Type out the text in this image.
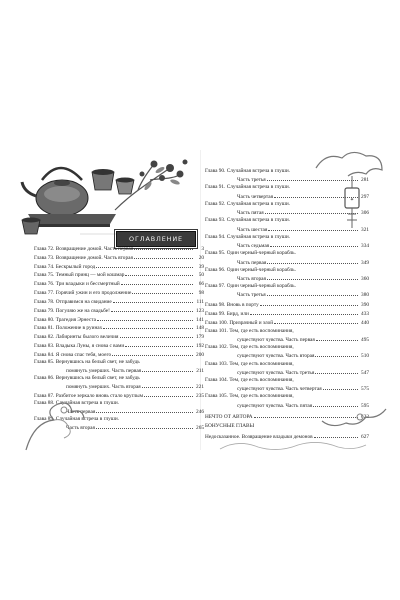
ОГЛАВЛЕНИЕ
Глава 72. Возвращение домой. Часть первая	3
Глава 73. Возвращение домой. Часть вторая	20
Глава 74. Бескрылый город	39
Глава 75. Темный принц — мой кошмар	50
Глава 76. Три владыки и бессмертный	66
Глава 77. Горячий ужин и его продолжение	98
Глава 78. Отправимся на свидание	111
Глава 79. Погуляю же на свадьбе!	123
Глава 80. Трагедия Эрнеста	141
Глава 81. Положение в руинах	148
Глава 82. Лабиринты былого величия	179
Глава 83. Владыка Луны, я снова с вами	192
Глава 84. Я снова спас тебя, моего	200
Глава 85. Вернувшись на белый свет, не забудь
помянуть умерших. Часть первая	211
Глава 86. Вернувшись на белый свет, не забудь
помянуть умерших. Часть вторая	221
Глава 87. Разбитое зеркало вновь стало круглым	235
Глава 88. Случайная встреча в глуши.
Часть первая	246
Глава 89. Случайная встреча в глуши.
Часть вторая	265
Глава 90. Случайная встреча в глуши.
Часть третья	281
Глава 91. Случайная встреча в глуши.
Часть четвертая	297
Глава 92. Случайная встреча в глуши.
Часть пятая	306
Глава 93. Случайная встреча в глуши.
Часть шестая	321
Глава 94. Случайная встреча в глуши.
Часть седьмая	334
Глава 95. Один черный-черный корабль.
Часть первая	349
Глава 96. Один черный-черный корабль.
Часть вторая	360
Глава 97. Один черный-черный корабль.
Часть третья	380
Глава 98. Вновь в порту	390
Глава 99. Бирд, или	433
Глава 100. Призрачный и злой	440
Глава 101. Тем, где есть воспоминания,
существуют чувства. Часть первая	495
Глава 102. Тем, где есть воспоминания,
существуют чувства. Часть вторая	510
Глава 103. Тем, где есть воспоминания,
существуют чувства. Часть третья	547
Глава 104. Тем, где есть воспоминания,
существуют чувства. Часть четвертая	575
Глава 105. Тем, где есть воспоминания,
существуют чувства. Часть пятая	595
НЕЧТО ОТ АВТОРА	622
БОНУСНЫЕ ГЛАВЫ
Недосказанное. Возвращение владыки демонов	627
✦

**Aim:**
Copy out the entries verbatim and leave the images out.

**Written reply:**
Type out the text in this image.
ОГЛАВЛЕНИЕ
Глава 72. Возвращение домой. Часть первая	3
Глава 73. Возвращение домой. Часть вторая	20
Глава 74. Бескрылый город	39
Глава 75. Темный принц — мой кошмар	50
Глава 76. Три владыки и бессмертный	66
Глава 77. Горячий ужин и его продолжение	98
Глава 78. Отправимся на свидание	111
Глава 79. Погуляю же на свадьбе!	123
Глава 80. Трагедия Эрнеста	141
Глава 81. Положение в руинах	148
Глава 82. Лабиринты былого величия	179
Глава 83. Владыка Луны, я снова с вами	192
Глава 84. Я снова спас тебя, моего	200
Глава 85. Вернувшись на белый свет, не забудь
помянуть умерших. Часть первая	211
Глава 86. Вернувшись на белый свет, не забудь
помянуть умерших. Часть вторая	221
Глава 87. Разбитое зеркало вновь стало круглым	235
Глава 88. Случайная встреча в глуши.
Часть первая	246
Глава 89. Случайная встреча в глуши.
Часть вторая	265
Глава 90. Случайная встреча в глуши.
Часть третья	281
Глава 91. Случайная встреча в глуши.
Часть четвертая	297
Глава 92. Случайная встреча в глуши.
Часть пятая	306
Глава 93. Случайная встреча в глуши.
Часть шестая	321
Глава 94. Случайная встреча в глуши.
Часть седьмая	334
Глава 95. Один черный-черный корабль.
Часть первая	349
Глава 96. Один черный-черный корабль.
Часть вторая	360
Глава 97. Один черный-черный корабль.
Часть третья	380
Глава 98. Вновь в порту	390
Глава 99. Бирд, или	433
Глава 100. Призрачный и злой	440
Глава 101. Тем, где есть воспоминания,
существуют чувства. Часть первая	495
Глава 102. Тем, где есть воспоминания,
существуют чувства. Часть вторая	510
Глава 103. Тем, где есть воспоминания,
существуют чувства. Часть третья	547
Глава 104. Тем, где есть воспоминания,
существуют чувства. Часть четвертая	575
Глава 105. Тем, где есть воспоминания,
существуют чувства. Часть пятая	595
НЕЧТО ОТ АВТОРА	622
БОНУСНЫЕ ГЛАВЫ
Недосказанное. Возвращение владыки демонов	627
✦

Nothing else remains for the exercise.